▸ RECORDS PROVIDED:
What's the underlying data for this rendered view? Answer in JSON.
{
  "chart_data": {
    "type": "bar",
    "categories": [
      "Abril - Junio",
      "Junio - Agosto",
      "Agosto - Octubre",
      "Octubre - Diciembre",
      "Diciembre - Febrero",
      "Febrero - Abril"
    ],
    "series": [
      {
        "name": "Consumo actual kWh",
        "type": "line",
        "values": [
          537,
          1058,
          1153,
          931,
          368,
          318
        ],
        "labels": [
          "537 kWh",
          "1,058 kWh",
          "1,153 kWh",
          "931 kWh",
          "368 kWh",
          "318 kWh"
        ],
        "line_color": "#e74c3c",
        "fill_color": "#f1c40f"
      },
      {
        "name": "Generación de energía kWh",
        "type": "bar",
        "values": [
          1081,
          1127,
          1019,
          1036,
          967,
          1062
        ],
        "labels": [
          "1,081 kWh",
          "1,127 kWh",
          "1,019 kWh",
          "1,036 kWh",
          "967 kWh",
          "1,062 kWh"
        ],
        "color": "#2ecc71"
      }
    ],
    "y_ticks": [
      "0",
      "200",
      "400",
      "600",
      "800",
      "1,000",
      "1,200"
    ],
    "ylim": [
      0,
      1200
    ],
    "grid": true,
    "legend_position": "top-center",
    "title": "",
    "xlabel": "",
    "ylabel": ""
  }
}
* * *
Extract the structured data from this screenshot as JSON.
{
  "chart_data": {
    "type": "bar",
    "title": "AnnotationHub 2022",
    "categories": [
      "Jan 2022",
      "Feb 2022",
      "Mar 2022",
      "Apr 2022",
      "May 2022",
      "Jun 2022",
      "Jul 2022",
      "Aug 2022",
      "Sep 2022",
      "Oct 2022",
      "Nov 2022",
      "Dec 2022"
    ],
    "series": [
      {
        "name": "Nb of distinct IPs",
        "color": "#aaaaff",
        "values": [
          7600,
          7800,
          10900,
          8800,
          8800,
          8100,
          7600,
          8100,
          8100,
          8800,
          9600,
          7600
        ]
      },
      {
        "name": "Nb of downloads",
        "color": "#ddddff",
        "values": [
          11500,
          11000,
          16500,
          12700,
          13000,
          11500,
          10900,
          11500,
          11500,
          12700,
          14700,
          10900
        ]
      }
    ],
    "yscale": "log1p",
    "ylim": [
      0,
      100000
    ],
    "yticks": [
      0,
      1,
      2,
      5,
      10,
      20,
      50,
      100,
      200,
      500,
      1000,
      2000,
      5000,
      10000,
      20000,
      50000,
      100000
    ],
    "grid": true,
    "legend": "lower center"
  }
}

▸ SET EXERCISE:
Find the word "JSON" in the material, then list each line that holds it.

▸ RIGHT ANSWER:
What's the underlying data for this rendered view? Answer in JSON.
Extract the structured data from this screenshot as JSON.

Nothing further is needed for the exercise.